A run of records
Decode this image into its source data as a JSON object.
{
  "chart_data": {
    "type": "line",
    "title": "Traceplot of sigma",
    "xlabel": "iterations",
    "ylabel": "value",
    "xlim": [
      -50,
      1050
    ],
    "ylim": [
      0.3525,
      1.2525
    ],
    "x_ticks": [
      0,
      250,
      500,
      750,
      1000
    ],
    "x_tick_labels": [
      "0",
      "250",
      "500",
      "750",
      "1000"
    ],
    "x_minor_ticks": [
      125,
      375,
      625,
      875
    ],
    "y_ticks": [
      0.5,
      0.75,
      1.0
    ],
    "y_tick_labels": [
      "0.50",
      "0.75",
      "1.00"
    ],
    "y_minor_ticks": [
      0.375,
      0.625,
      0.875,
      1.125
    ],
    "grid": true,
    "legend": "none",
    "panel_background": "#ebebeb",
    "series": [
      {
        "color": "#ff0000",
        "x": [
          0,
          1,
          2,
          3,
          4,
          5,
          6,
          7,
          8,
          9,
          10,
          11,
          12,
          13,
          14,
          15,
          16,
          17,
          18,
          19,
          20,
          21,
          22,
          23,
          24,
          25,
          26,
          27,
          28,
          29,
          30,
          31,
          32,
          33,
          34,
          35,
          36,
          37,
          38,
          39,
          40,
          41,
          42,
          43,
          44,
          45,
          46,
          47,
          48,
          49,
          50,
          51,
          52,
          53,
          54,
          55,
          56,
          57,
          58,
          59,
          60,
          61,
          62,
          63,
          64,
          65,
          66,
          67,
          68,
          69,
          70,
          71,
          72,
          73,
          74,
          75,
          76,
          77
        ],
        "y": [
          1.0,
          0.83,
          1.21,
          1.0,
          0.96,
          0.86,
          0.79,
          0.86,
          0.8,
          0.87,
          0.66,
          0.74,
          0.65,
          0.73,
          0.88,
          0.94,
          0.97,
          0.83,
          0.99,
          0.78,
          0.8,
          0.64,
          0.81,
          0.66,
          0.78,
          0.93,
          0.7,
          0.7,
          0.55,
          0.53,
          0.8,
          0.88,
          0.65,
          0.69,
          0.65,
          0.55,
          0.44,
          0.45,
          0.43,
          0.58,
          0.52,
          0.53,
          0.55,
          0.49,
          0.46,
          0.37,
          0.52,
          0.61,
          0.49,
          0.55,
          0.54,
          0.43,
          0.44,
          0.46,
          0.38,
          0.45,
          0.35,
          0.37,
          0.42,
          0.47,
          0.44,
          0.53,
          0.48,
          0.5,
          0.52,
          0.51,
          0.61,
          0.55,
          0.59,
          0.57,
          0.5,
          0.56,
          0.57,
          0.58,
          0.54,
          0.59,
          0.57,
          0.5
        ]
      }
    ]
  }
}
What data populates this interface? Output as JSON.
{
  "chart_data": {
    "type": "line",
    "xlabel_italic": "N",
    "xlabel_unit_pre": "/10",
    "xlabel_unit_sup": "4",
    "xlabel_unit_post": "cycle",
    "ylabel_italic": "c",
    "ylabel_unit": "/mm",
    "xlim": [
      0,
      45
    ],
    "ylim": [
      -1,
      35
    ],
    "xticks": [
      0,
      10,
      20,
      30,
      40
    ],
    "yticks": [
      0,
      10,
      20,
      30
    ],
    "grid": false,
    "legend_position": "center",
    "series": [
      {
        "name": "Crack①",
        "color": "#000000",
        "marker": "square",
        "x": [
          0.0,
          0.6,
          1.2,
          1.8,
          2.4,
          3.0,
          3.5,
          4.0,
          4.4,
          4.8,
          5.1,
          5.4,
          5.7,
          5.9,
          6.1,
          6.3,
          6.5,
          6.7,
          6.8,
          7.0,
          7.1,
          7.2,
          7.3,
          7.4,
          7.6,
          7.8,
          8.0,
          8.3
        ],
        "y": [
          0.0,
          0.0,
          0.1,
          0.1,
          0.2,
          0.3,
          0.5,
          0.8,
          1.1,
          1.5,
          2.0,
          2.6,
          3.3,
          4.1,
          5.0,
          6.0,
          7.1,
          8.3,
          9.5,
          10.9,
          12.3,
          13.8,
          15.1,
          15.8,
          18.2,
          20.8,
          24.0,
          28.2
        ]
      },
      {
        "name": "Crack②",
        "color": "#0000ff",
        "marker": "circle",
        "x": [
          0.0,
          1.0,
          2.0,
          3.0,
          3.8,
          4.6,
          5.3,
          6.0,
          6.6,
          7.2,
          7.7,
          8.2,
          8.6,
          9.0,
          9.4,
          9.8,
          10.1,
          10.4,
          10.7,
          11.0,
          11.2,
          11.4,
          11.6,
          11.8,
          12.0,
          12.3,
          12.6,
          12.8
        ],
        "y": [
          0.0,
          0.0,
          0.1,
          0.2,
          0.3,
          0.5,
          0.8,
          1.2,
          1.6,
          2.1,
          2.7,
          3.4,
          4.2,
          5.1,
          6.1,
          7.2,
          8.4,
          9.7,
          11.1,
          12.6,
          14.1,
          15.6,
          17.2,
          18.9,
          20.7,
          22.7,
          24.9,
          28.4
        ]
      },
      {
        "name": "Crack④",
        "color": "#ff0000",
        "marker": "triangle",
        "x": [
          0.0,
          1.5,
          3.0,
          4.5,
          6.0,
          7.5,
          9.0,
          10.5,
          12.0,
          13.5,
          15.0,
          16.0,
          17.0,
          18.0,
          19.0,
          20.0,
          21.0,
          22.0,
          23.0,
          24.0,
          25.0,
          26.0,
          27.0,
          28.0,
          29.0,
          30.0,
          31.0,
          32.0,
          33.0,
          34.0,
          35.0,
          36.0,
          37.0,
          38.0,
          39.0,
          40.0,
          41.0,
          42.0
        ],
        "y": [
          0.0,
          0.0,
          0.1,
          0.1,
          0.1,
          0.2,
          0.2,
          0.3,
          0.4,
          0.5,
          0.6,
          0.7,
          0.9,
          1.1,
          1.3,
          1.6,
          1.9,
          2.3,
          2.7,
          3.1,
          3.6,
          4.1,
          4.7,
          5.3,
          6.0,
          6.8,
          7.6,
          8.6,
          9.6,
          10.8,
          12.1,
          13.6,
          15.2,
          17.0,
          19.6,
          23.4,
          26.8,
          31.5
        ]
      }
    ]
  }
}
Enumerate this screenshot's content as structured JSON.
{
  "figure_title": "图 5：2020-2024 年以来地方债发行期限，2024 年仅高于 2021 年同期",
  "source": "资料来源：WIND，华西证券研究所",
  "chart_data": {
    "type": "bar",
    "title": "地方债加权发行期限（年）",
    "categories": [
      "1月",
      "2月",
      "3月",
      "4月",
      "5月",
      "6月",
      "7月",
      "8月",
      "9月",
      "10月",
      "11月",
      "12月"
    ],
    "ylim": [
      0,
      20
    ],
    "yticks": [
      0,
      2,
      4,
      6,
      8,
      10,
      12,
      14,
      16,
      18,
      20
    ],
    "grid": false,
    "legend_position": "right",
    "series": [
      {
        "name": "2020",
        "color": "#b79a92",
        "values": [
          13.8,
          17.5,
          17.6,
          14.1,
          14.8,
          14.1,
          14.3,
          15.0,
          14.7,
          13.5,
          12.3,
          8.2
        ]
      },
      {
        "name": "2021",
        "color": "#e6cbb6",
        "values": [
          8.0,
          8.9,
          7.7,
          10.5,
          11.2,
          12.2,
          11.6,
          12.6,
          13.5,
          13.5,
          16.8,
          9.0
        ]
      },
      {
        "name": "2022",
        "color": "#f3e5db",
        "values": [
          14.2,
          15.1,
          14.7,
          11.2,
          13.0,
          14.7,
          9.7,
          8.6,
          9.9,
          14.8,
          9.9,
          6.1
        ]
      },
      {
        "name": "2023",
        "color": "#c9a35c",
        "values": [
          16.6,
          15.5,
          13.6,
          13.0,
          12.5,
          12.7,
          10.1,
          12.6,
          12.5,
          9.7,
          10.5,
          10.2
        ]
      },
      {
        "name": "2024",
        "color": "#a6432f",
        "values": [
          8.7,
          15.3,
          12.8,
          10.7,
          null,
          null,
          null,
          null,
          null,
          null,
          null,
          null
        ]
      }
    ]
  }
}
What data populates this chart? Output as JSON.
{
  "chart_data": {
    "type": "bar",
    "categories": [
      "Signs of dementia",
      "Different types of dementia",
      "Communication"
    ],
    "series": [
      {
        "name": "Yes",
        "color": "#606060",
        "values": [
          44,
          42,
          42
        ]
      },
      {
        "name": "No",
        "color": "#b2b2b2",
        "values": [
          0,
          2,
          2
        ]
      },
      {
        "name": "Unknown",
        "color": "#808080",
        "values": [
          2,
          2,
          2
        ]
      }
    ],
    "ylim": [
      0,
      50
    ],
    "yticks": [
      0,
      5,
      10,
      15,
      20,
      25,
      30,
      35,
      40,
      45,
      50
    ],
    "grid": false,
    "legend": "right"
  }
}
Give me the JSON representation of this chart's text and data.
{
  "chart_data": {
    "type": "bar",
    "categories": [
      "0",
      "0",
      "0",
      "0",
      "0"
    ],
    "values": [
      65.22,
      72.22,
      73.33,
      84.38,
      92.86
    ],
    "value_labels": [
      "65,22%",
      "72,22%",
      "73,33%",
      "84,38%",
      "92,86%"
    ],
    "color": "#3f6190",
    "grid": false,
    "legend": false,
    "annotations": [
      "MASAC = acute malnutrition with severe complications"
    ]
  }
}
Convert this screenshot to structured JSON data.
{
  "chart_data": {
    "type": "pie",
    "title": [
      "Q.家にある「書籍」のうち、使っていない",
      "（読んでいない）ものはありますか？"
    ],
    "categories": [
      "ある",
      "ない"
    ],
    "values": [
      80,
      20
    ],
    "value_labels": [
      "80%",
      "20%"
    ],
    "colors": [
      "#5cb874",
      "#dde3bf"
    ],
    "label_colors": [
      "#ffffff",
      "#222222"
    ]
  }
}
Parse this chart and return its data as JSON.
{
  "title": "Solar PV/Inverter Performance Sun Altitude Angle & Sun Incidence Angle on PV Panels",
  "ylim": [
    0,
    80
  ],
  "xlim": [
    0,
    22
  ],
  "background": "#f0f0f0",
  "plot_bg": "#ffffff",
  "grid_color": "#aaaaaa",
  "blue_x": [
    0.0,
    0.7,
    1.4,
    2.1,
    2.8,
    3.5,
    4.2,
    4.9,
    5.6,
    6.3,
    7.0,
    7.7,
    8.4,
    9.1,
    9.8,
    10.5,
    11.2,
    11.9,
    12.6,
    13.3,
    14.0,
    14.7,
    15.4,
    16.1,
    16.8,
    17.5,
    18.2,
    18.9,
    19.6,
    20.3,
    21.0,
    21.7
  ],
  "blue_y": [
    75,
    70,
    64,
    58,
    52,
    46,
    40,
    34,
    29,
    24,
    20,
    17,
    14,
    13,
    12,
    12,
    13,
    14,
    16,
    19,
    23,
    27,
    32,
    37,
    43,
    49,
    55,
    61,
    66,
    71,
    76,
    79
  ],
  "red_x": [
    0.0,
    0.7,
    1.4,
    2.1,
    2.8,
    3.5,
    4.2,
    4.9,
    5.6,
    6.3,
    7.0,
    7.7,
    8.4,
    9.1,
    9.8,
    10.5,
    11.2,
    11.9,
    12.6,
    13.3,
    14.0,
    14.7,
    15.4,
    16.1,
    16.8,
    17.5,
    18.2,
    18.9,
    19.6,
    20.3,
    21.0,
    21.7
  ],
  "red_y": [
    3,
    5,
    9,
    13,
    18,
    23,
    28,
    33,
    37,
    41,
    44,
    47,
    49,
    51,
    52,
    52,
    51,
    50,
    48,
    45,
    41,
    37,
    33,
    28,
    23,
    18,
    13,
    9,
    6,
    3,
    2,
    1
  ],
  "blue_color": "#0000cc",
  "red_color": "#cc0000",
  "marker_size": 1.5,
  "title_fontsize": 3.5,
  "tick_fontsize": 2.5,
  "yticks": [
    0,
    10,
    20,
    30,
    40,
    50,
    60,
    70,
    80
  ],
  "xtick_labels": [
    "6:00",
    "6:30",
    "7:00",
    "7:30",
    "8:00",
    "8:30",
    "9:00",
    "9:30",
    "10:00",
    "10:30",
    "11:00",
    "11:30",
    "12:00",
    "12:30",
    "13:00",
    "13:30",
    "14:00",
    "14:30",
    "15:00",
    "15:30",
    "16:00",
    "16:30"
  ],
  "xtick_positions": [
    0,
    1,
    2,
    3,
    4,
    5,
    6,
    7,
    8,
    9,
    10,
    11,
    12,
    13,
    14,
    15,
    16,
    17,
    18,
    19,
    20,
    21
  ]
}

OBJECTIVE:
Copy each line containing the word "What" from the data.

PROBLEM SOLUTION:
What data populates this interface? Output as JSON.
What data populates this chart? Output as JSON.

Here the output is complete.